Stored data entries

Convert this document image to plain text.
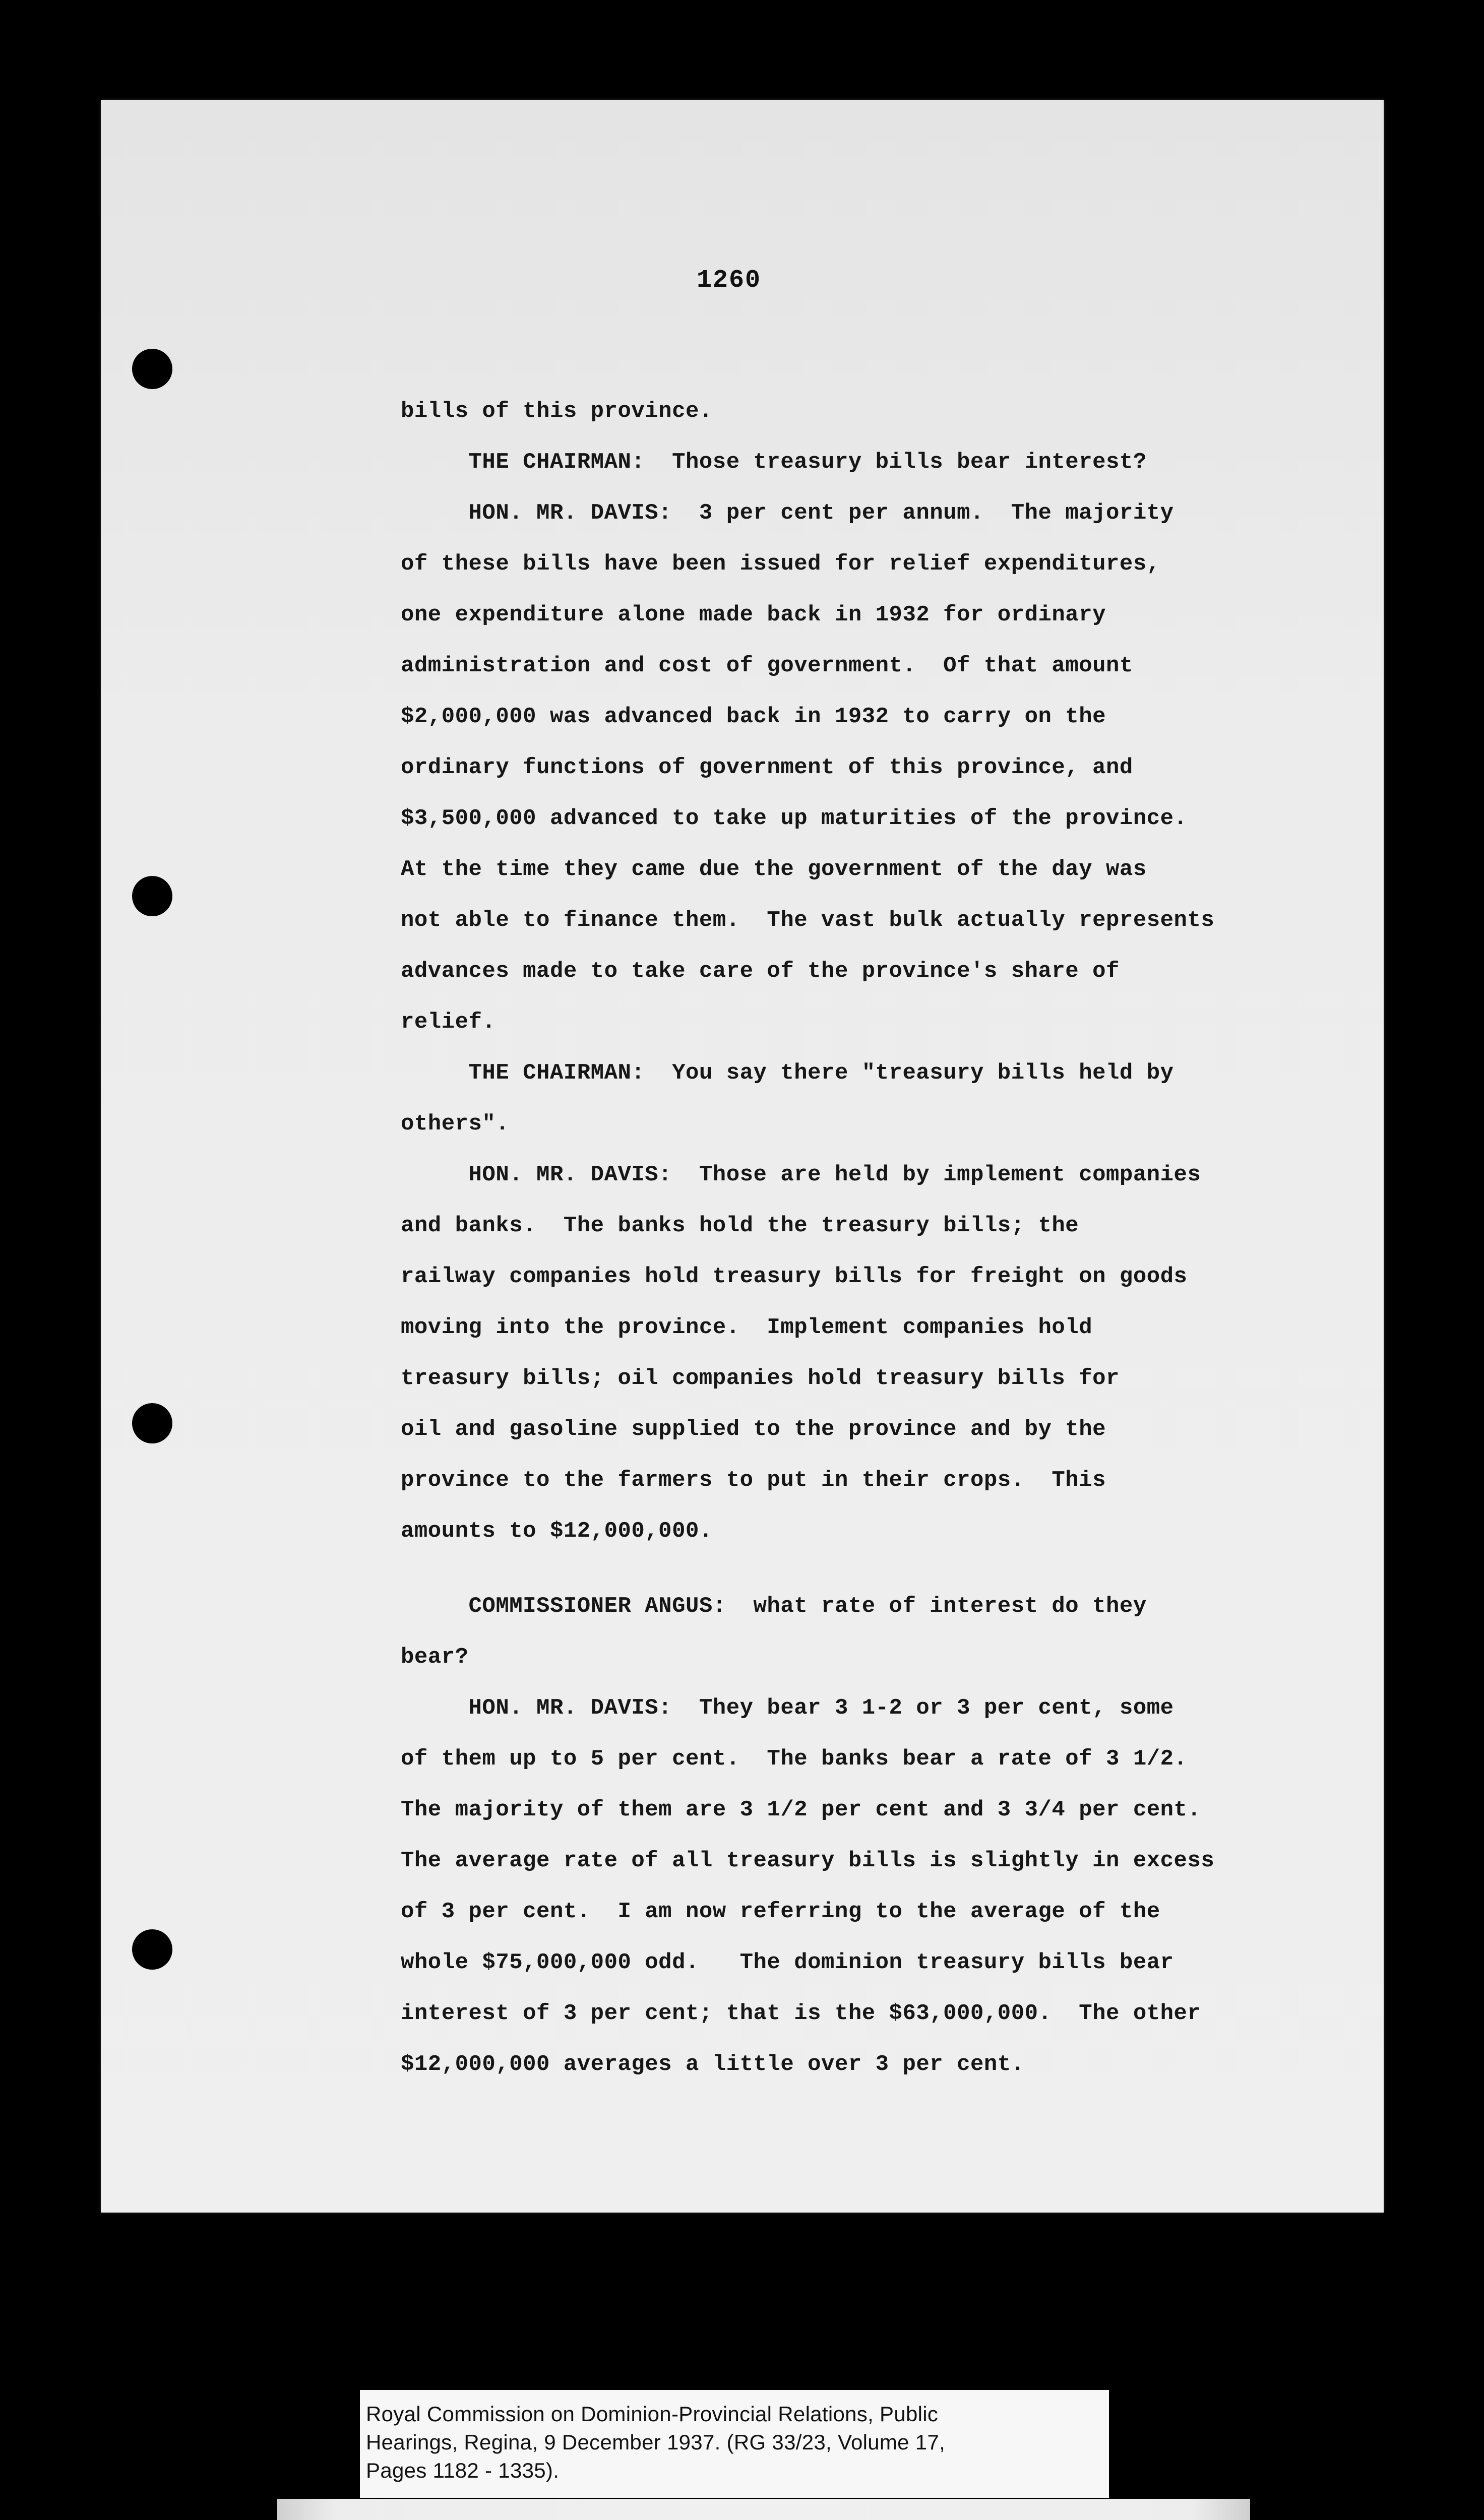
1260
bills of this province.
THE CHAIRMAN:  Those treasury bills bear interest?
HON. MR. DAVIS:  3 per cent per annum.  The majority
of these bills have been issued for relief expenditures,
one expenditure alone made back in 1932 for ordinary
administration and cost of government.  Of that amount
$2,000,000 was advanced back in 1932 to carry on the
ordinary functions of government of this province, and
$3,500,000 advanced to take up maturities of the province.
At the time they came due the government of the day was
not able to finance them.  The vast bulk actually represents
advances made to take care of the province's share of
relief.
THE CHAIRMAN:  You say there "treasury bills held by
others".
HON. MR. DAVIS:  Those are held by implement companies
and banks.  The banks hold the treasury bills; the
railway companies hold treasury bills for freight on goods
moving into the province.  Implement companies hold
treasury bills; oil companies hold treasury bills for
oil and gasoline supplied to the province and by the
province to the farmers to put in their crops.  This
amounts to $12,000,000.
COMMISSIONER ANGUS:  what rate of interest do they
bear?
HON. MR. DAVIS:  They bear 3 1-2 or 3 per cent, some
of them up to 5 per cent.  The banks bear a rate of 3 1/2.
The majority of them are 3 1/2 per cent and 3 3/4 per cent.
The average rate of all treasury bills is slightly in excess
of 3 per cent.  I am now referring to the average of the
whole $75,000,000 odd.   The dominion treasury bills bear
interest of 3 per cent; that is the $63,000,000.  The other
$12,000,000 averages a little over 3 per cent.
Royal Commission on Dominion-Provincial Relations, Public
Hearings, Regina, 9 December 1937. (RG 33/23, Volume 17,
Pages 1182 - 1335).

■ PROBLEM REQUIREMENTS ■
Copy all the entries word for word. Omit any pictures.

■ OUTPUT ■
Convert this document image to plain text.
1260
bills of this province.
THE CHAIRMAN:  Those treasury bills bear interest?
HON. MR. DAVIS:  3 per cent per annum.  The majority
of these bills have been issued for relief expenditures,
one expenditure alone made back in 1932 for ordinary
administration and cost of government.  Of that amount
$2,000,000 was advanced back in 1932 to carry on the
ordinary functions of government of this province, and
$3,500,000 advanced to take up maturities of the province.
At the time they came due the government of the day was
not able to finance them.  The vast bulk actually represents
advances made to take care of the province's share of
relief.
THE CHAIRMAN:  You say there "treasury bills held by
others".
HON. MR. DAVIS:  Those are held by implement companies
and banks.  The banks hold the treasury bills; the
railway companies hold treasury bills for freight on goods
moving into the province.  Implement companies hold
treasury bills; oil companies hold treasury bills for
oil and gasoline supplied to the province and by the
province to the farmers to put in their crops.  This
amounts to $12,000,000.
COMMISSIONER ANGUS:  what rate of interest do they
bear?
HON. MR. DAVIS:  They bear 3 1-2 or 3 per cent, some
of them up to 5 per cent.  The banks bear a rate of 3 1/2.
The majority of them are 3 1/2 per cent and 3 3/4 per cent.
The average rate of all treasury bills is slightly in excess
of 3 per cent.  I am now referring to the average of the
whole $75,000,000 odd.   The dominion treasury bills bear
interest of 3 per cent; that is the $63,000,000.  The other
$12,000,000 averages a little over 3 per cent.
Royal Commission on Dominion-Provincial Relations, Public
Hearings, Regina, 9 December 1937. (RG 33/23, Volume 17,
Pages 1182 - 1335).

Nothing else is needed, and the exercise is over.